■ CONSIGNE ■
Continuez le texte sur les téléphones réparables en partant de sa dernière phrase.

■ TEXTE ■

Cela implique des surcoûts potentiels pour les producteurs, mais ce sont aussi des économies pour les consommateurs. C'est là que quelques règles peuvent faire la différence. "Nous devons changer notre façon de concevoir les choses, mais aussi notre façon de les vendre," assure Bas Flipsen. "Avec le droit à la réparation, mais aussi avec les règles et réglementations qui sortiront en 2024, je pense que c'est un grand pas vers un avenir plus durable," estime-t-il.

Bas Flipsen, professeur d'ingénierie de design industriel, TU Delft
Bas Flipsen, professeur d'ingénierie de design industriel, TU DelftEuronews

Des smartphones "justes"

Mais un appareil électronique peut-il vraiment être plus durable ? De retour à Amsterdam, nous rendons visite à une start-up qui relève le défi, Fairphone. Son modèle numéro 5 se démonte grâce à un simple tournevis. Son design très plat permet de changer les pièces facilement au lieu de jeter son téléphone.

Nous demandons au responsable gestion de produits de l'entreprise si sa conception est révolutionnaire. "Je vais créer la polémique et dire que ce n'est pas le cas : je dirais que le principe de durabilité est le plus ancien des principes d'ingénierie, on construit des choses pour qu'elles durent," rappelle Miquel Ballester. "Tout ce qui comporte un circuit imprimé coûte beaucoup d'énergie à fabriquer ; donc une fois l'objet fabriqué, il faut s'assurer qu'il sera utilisé le plus longtemps possible : c'est difficile, avec des partenaires dans le monde entier qui pensent encore de manière un peu trop linéaire," reconnaît-il.

■ EXTRAITS DU MATÉRIEL ■
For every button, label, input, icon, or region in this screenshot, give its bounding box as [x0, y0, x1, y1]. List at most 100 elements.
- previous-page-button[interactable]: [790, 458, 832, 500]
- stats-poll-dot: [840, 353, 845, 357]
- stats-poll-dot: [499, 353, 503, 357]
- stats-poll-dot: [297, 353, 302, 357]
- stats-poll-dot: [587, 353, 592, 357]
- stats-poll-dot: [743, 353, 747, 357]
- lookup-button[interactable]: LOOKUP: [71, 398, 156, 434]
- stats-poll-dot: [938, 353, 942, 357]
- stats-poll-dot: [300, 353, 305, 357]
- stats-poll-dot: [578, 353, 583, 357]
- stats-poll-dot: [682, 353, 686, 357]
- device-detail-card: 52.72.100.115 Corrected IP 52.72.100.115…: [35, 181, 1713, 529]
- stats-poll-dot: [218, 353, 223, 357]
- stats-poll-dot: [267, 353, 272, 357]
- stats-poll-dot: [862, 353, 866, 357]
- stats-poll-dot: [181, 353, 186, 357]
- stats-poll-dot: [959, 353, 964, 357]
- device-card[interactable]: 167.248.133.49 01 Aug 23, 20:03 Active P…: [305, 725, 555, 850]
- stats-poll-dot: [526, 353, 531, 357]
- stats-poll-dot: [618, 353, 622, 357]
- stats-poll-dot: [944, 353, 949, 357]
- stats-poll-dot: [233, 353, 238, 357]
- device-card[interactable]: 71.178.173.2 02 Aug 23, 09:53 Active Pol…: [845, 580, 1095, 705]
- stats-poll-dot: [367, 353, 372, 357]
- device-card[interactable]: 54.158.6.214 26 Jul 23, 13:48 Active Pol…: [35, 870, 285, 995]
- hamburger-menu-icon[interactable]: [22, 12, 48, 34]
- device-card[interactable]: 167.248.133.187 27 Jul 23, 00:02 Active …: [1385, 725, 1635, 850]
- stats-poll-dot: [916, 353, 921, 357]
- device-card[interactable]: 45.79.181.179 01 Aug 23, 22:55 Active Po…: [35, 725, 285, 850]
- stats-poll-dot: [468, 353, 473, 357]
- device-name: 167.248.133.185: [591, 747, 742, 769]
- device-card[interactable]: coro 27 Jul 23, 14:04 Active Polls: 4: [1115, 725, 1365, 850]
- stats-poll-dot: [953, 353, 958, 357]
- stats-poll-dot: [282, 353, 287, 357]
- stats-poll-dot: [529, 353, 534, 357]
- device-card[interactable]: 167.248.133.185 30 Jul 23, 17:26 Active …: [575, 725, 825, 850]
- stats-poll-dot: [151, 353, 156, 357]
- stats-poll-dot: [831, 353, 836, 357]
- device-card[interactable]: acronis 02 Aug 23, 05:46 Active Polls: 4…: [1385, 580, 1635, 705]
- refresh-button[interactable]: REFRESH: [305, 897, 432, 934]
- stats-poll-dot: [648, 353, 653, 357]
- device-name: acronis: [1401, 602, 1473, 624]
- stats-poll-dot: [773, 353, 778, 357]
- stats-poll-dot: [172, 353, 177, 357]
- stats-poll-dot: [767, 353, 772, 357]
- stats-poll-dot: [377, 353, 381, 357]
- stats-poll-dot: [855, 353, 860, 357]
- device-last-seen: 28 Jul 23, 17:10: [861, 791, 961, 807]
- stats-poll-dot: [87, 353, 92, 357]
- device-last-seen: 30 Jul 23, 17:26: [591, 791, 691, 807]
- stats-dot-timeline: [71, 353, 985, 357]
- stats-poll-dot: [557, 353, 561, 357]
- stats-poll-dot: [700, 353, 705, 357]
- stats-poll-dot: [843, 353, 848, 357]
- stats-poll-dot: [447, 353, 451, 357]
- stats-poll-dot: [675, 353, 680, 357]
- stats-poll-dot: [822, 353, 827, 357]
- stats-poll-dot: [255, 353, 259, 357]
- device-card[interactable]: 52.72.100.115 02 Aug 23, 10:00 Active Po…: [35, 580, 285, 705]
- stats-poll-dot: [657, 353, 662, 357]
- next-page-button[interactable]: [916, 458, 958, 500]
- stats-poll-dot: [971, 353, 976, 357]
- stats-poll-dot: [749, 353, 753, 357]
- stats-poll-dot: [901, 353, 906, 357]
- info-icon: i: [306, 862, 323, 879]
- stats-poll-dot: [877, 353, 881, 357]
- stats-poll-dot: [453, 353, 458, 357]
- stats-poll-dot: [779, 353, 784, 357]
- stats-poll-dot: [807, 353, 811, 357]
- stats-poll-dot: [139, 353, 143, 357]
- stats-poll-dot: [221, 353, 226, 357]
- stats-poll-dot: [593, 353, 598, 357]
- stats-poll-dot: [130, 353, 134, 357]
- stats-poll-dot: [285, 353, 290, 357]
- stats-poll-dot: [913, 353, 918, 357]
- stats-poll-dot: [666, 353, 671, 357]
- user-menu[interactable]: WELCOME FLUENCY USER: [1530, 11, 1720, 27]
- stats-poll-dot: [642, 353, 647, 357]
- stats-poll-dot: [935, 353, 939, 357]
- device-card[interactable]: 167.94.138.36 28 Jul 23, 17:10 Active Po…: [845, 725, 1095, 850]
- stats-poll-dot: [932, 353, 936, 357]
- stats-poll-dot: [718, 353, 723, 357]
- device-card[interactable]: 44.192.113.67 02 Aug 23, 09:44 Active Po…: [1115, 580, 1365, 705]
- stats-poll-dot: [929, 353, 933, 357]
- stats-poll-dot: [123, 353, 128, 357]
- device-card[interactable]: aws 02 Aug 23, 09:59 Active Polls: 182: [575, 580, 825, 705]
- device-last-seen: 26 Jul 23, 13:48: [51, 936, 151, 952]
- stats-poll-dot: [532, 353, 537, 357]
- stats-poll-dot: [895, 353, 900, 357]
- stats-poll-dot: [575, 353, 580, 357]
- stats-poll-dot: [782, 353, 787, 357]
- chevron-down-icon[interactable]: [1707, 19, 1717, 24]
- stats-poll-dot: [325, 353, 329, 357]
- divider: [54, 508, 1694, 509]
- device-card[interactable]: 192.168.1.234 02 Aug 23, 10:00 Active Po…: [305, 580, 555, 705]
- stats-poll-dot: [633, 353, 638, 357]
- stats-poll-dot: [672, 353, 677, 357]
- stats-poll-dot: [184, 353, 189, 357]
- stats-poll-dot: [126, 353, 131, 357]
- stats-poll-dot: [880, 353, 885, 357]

■ RÉPONSE ■
"Mais nous sommes là pour changer l'industrie," poursuit le responsable de la gestion de produits. "Nous le faisons sous la forme d'une activité commerciale car c'est un outil puissant pour façonner l'économie, mais aussi pour influencer la demande, convaincre les consommateurs de ce qui est possible et de ce qui devrait être fait," souligne-t-il.

L'exemple luxembourgeois d'informations produit

Renforcer le pouvoir des consommateurs, c'est l'objet d'une autre nouvelle directive européenne qui vise à donner plus d'informations sur la durabilité des produits et à lutter contre le greenwashing (ou écoblanchiment).

Alors comment être mieux renseigné sur ce que l'on achète ? Pour en parler, nous partons au Luxembourg, pays qui a lancé son propre projet de passeport produit. L'intérêt, c'est le système d'informations qui l'alimente. C'est ce que nous explique Jérôme Petry, manager de projet au ministère luxembourgeois de l'Économie, l'homme derrière cette initiative baptisée Product Circularity Data Sheet (PCDS).

"Le Luxembourg s'efforce de mettre en place une méthodologie pour faciliter la transmission d'informations sur les propriétés circulaires des produits à travers toute la chaîne de valeur," décrit Jérôme Petry, "pour qu'elles se retrouvent disponibles avec les produits quand ils sont mis sur le marché."

Jérôme Petry, manager de projet au ministère luxembourgeois de l'Économie
Jérôme Petry, manager de projet au ministère luxembourgeois de l'ÉconomieEuronews

On parle donc de données numériques qui suivront les matériaux. Le problème, c'est qu'ils peuvent venir de loin et beaucoup transiter : une nouvelle norme ISO doit donc garantir la transparence tout au long de la chaîne jusqu'aux magasins.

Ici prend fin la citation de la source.